═════ Extracted material ═════

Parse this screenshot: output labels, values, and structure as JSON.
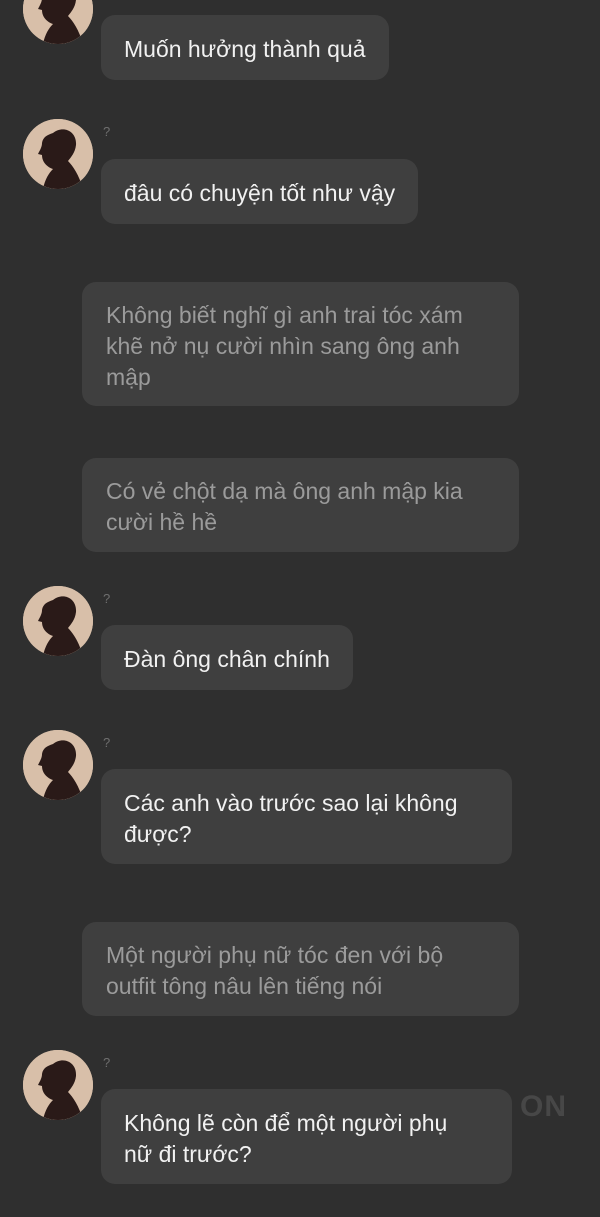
{
  "watermark": "ON",
  "messages": [
    {
      "kind": "dialog",
      "avatar": "silhouette-avatar",
      "sender": "",
      "text": "Muốn hưởng thành quả"
    },
    {
      "kind": "dialog",
      "avatar": "silhouette-avatar",
      "sender": "?",
      "text": "đâu có chuyện tốt như vậy"
    },
    {
      "kind": "narration",
      "text": "Không biết nghĩ gì anh trai tóc xám\nkhẽ nở nụ cười nhìn sang ông anh\nmập"
    },
    {
      "kind": "narration",
      "text": "Có vẻ chột dạ mà ông anh mập kia\ncười hề hề"
    },
    {
      "kind": "dialog",
      "avatar": "silhouette-avatar",
      "sender": "?",
      "text": "Đàn ông chân chính"
    },
    {
      "kind": "dialog",
      "avatar": "silhouette-avatar",
      "sender": "?",
      "text": "Các anh vào trước sao lại không\nđược?"
    },
    {
      "kind": "narration",
      "text": "Một người phụ nữ tóc đen với bộ\noutfit tông nâu lên tiếng nói"
    },
    {
      "kind": "dialog",
      "avatar": "silhouette-avatar",
      "sender": "?",
      "text": "Không lẽ còn để một người phụ\nnữ đi trước?"
    }
  ]
}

═════

Goal
Gather from the data above every line with the string "text".

Response
      "text": "Muốn hưởng thành quả"
      "text": "đâu có chuyện tốt như vậy"
      "text": "Không biết nghĩ gì anh trai tóc xám\nkhẽ nở nụ cười nhìn sang ông anh\nmập"
      "text": "Có vẻ chột dạ mà ông anh mập kia\ncười hề hề"
      "text": "Đàn ông chân chính"
      "text": "Các anh vào trước sao lại không\nđược?"
      "text": "Một người phụ nữ tóc đen với bộ\noutfit tông nâu lên tiếng nói"
      "text": "Không lẽ còn để một người phụ\nnữ đi trước?"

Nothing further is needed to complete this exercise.